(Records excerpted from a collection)
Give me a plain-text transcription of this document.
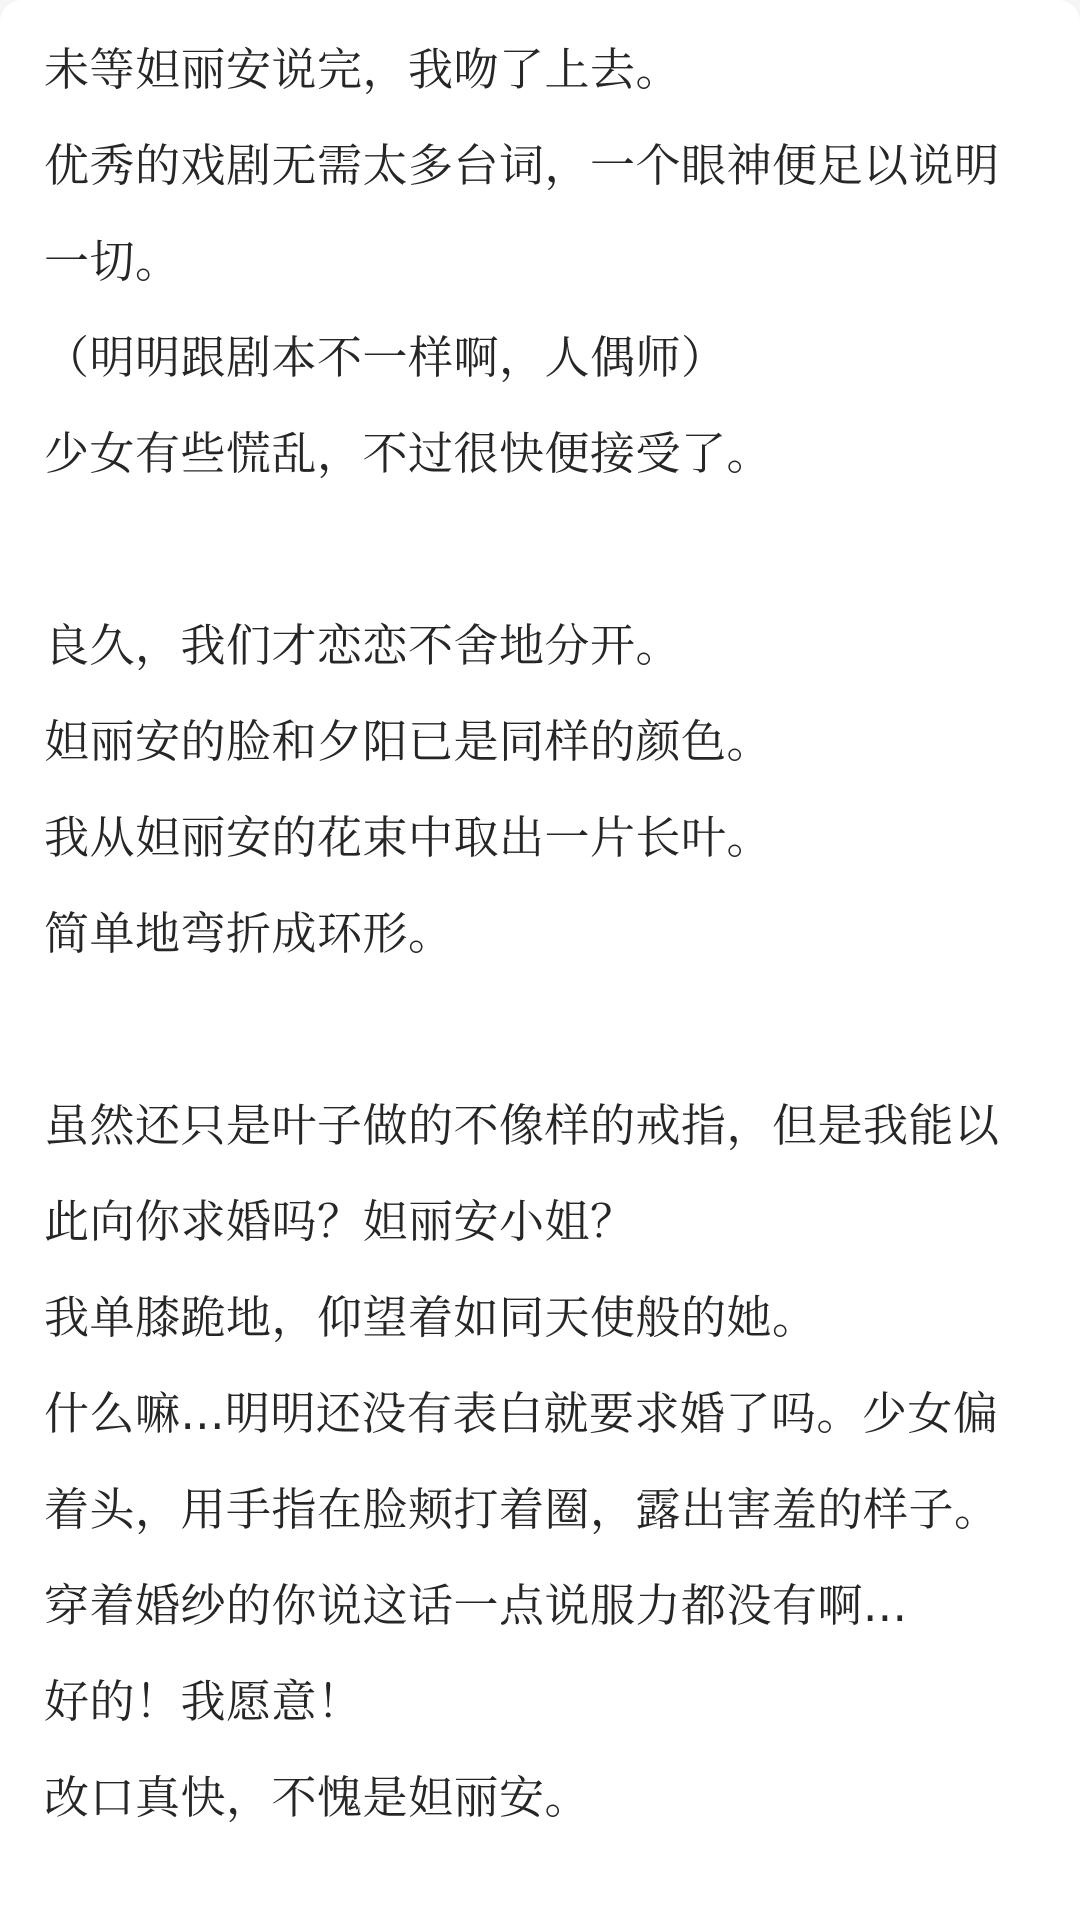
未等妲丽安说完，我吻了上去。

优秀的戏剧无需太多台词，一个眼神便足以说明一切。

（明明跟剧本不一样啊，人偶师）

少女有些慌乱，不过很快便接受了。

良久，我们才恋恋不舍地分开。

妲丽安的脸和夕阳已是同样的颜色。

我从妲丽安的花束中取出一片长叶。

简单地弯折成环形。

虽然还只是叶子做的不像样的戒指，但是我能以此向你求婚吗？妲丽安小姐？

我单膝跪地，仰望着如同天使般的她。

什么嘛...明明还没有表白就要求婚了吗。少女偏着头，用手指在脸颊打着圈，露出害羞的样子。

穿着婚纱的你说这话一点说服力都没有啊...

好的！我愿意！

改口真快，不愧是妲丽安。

* * *

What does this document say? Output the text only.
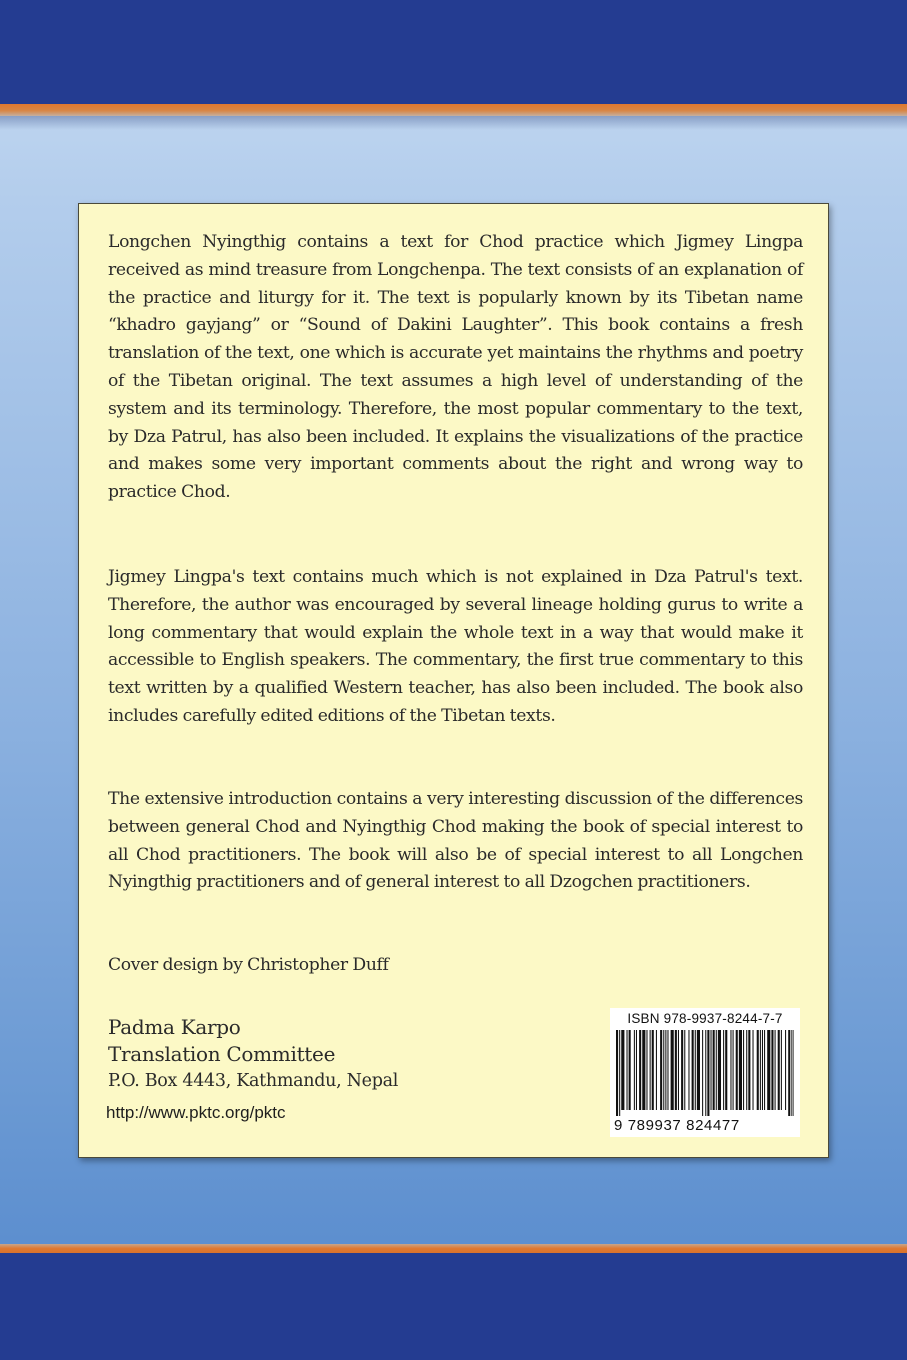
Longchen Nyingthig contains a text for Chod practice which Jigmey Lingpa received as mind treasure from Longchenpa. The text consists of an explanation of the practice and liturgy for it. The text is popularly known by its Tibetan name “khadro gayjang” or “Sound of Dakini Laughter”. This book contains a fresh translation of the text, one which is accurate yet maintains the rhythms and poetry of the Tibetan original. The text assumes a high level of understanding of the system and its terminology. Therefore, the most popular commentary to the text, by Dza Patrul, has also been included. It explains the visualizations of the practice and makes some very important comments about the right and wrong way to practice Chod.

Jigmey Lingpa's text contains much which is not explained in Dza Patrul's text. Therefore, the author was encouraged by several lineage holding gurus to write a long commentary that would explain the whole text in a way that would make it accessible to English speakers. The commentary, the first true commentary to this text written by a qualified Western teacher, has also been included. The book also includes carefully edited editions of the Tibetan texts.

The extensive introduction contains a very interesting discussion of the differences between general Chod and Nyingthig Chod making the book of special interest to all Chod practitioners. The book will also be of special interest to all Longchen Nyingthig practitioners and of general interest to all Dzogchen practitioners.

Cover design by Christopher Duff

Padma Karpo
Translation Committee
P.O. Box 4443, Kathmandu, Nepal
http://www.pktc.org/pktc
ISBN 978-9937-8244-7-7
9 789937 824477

==

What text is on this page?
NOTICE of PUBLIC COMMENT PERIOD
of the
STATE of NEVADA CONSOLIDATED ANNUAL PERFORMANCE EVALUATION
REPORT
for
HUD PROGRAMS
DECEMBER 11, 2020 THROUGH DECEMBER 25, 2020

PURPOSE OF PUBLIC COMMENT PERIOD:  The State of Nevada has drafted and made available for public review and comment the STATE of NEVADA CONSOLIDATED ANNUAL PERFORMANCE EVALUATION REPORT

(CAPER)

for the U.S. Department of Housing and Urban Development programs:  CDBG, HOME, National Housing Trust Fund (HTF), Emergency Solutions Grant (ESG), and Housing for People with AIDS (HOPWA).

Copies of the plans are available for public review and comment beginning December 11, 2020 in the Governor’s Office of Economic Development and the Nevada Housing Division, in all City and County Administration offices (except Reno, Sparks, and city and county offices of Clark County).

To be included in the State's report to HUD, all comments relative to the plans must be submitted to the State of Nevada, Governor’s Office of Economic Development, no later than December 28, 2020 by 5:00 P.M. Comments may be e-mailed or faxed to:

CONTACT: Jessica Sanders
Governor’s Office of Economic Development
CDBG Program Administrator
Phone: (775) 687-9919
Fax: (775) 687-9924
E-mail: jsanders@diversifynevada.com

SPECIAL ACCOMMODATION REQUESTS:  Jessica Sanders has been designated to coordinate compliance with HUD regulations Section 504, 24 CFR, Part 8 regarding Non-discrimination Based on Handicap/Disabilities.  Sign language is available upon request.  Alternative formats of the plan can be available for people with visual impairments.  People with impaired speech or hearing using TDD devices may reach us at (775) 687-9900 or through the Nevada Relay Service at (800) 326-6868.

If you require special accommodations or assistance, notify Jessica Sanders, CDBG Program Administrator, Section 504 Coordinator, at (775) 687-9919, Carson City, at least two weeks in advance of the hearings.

**Exercise**
Identify every line holding the word "CONSOLIDATED" and copy it out.

**The completed task**
STATE of NEVADA CONSOLIDATED ANNUAL PERFORMANCE EVALUATION
PURPOSE OF PUBLIC COMMENT PERIOD:  The State of Nevada has drafted and made available for public review and comment the STATE of NEVADA CONSOLIDATED ANNUAL PERFORMANCE EVALUATION REPORT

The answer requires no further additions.